**MATERIAL PROVIDED**
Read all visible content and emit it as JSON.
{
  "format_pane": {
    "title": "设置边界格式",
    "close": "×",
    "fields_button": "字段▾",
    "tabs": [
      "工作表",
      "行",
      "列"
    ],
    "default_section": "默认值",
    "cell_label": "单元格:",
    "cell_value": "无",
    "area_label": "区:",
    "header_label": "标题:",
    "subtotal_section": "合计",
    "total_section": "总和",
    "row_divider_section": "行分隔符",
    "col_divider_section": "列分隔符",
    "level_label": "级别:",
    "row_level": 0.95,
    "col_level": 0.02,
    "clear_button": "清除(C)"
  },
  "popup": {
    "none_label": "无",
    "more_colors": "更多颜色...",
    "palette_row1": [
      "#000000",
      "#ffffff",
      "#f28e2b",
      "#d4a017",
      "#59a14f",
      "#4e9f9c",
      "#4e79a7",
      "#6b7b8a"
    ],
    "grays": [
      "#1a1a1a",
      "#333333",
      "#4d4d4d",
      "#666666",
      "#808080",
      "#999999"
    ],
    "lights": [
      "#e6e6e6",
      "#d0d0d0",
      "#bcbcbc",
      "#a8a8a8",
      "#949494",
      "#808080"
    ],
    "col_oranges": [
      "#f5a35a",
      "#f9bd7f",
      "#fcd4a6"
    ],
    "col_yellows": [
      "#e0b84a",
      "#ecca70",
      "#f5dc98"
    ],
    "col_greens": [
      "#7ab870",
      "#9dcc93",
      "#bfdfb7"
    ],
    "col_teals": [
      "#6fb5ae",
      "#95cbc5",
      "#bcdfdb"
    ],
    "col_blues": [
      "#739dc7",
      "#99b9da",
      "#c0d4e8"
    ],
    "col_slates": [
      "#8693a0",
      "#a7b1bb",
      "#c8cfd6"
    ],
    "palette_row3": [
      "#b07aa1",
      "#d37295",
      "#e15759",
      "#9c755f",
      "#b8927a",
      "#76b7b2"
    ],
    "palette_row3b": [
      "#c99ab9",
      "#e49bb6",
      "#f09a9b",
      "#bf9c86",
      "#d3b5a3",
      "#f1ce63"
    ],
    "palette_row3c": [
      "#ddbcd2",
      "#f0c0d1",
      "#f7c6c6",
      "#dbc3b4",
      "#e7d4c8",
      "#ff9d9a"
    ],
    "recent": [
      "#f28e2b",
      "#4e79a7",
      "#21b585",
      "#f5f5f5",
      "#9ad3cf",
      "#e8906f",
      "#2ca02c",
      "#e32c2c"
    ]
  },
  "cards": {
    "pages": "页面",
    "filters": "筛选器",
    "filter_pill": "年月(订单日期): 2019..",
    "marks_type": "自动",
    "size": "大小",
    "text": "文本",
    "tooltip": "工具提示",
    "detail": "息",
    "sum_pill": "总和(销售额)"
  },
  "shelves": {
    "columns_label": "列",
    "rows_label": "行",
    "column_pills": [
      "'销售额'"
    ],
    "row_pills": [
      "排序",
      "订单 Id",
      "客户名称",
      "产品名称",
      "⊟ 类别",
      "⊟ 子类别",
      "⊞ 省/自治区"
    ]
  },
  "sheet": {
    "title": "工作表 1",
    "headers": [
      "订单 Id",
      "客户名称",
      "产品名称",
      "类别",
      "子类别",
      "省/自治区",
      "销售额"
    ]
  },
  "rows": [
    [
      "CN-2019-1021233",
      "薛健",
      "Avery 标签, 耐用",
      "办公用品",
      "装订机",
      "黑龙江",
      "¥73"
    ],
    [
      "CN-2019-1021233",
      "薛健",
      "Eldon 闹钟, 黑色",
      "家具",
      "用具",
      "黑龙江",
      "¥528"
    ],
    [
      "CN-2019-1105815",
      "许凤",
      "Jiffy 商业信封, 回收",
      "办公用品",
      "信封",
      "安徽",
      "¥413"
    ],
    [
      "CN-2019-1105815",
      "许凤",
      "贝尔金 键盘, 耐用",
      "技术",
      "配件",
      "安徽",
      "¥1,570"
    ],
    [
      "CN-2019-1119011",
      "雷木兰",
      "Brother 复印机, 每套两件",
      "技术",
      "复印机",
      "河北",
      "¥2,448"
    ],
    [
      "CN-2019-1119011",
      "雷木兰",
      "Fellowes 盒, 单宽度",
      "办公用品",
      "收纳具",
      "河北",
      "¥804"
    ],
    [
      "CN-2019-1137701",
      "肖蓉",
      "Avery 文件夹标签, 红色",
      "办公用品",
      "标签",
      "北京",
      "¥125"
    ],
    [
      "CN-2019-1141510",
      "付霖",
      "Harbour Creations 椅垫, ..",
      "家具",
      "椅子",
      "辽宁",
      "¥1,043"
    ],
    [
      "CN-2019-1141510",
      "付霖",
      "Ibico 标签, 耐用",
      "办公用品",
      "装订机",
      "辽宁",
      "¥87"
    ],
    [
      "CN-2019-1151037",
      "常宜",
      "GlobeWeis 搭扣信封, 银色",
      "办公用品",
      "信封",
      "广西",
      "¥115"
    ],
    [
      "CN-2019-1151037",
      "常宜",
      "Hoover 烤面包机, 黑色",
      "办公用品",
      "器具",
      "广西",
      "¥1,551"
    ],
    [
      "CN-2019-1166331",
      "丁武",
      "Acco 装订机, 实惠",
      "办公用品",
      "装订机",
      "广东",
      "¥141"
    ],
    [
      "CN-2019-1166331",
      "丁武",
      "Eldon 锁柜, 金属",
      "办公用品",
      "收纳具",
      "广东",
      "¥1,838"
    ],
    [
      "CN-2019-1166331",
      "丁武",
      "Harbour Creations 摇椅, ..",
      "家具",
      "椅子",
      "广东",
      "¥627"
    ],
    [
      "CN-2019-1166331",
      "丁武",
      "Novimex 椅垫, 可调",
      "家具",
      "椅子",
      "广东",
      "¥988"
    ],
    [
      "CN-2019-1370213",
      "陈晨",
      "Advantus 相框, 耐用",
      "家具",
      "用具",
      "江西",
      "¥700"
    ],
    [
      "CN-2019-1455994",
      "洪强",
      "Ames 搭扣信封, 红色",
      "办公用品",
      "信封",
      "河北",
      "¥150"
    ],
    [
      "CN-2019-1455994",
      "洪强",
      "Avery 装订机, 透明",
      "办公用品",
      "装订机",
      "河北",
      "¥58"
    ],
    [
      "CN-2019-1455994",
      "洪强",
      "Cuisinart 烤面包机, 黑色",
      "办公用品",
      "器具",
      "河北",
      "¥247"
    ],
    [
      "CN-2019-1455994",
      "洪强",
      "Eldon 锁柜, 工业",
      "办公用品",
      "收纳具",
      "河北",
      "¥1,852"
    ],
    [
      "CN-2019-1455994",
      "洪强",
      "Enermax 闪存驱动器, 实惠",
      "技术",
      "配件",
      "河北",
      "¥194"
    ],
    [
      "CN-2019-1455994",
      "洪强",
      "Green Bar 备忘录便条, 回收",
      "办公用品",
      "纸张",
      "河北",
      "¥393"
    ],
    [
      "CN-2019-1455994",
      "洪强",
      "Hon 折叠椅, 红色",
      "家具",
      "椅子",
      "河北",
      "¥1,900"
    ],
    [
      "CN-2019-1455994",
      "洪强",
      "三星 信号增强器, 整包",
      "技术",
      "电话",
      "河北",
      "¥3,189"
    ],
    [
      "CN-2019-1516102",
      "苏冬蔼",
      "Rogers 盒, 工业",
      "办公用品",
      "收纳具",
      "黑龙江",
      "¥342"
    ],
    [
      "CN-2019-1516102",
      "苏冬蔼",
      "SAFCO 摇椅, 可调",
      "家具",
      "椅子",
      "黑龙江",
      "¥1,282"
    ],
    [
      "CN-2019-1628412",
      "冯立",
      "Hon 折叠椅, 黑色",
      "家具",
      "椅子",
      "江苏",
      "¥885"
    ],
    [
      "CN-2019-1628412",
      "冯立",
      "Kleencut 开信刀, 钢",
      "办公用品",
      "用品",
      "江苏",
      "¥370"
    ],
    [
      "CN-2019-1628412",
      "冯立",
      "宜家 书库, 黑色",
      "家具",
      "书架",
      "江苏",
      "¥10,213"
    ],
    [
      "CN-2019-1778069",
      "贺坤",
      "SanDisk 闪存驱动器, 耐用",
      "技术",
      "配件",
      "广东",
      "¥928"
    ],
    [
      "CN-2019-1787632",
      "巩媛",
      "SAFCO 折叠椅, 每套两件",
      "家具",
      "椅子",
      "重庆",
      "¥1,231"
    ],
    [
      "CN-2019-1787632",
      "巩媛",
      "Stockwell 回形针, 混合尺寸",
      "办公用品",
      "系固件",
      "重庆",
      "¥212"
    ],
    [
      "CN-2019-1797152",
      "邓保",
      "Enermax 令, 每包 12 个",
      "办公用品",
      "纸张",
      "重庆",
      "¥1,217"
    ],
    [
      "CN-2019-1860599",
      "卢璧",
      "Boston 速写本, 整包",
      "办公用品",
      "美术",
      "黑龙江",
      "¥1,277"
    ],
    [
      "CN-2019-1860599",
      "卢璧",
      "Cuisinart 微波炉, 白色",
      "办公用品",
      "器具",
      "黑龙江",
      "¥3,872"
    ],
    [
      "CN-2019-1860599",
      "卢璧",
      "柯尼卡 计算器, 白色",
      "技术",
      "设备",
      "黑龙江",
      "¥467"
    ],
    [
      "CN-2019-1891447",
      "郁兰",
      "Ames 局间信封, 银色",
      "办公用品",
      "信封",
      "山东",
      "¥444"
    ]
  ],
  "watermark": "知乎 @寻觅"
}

**WHAT TO WORK ON**
Where a line above holds the string "Avery", show that line.

**CORRECT RESPONSE**
      "Avery 标签, 耐用",
      "Avery 文件夹标签, 红色",
      "Avery 装订机, 透明",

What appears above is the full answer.